List every line below containing "with".

## START Extracted data

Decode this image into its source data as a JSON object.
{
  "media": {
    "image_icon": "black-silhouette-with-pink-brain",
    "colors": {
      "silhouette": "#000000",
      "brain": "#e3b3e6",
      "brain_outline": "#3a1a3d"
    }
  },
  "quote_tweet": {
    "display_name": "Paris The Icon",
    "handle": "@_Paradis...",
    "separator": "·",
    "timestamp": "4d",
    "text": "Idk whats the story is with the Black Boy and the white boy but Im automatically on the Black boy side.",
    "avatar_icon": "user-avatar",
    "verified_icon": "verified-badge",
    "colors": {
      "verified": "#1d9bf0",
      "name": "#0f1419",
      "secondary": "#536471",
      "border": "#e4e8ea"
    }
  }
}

## END Extracted data
## START Extracted data

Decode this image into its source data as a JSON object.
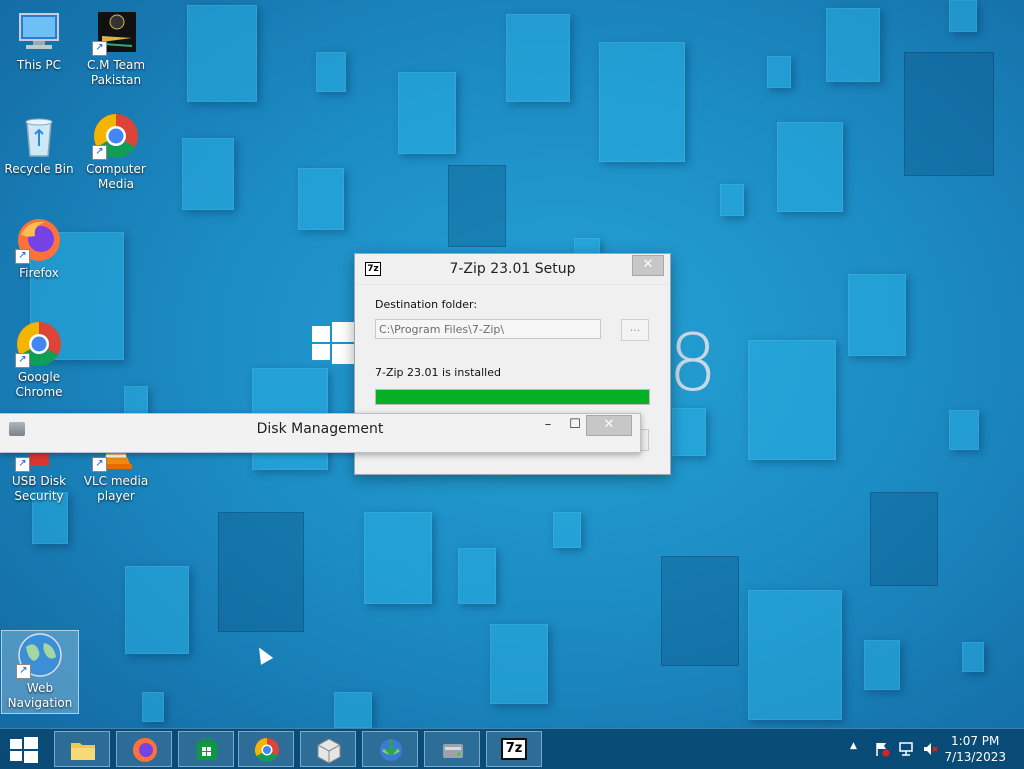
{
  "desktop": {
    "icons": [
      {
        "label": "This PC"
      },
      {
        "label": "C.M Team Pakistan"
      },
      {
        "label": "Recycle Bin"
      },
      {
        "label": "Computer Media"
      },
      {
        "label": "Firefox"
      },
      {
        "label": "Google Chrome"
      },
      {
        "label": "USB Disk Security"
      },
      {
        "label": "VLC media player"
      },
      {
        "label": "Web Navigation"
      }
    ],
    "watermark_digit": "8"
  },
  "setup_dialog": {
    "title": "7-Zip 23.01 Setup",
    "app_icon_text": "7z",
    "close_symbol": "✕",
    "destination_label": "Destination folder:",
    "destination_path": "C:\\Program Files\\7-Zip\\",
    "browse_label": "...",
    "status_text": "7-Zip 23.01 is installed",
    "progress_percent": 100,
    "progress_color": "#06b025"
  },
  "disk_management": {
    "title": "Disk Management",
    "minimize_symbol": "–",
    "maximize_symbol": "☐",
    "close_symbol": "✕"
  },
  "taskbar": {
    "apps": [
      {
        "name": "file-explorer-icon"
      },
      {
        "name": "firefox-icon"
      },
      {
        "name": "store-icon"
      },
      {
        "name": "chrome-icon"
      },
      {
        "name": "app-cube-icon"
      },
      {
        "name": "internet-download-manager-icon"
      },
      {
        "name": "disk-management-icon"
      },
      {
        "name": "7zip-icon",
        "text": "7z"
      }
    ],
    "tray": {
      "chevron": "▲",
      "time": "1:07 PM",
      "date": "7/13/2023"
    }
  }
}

## END Extracted data

» **Written reply**:
    "image_icon": "black-silhouette-with-pink-brain",
    "text": "Idk whats the story is with the Black Boy and the white boy but Im automatically on the Black boy side.",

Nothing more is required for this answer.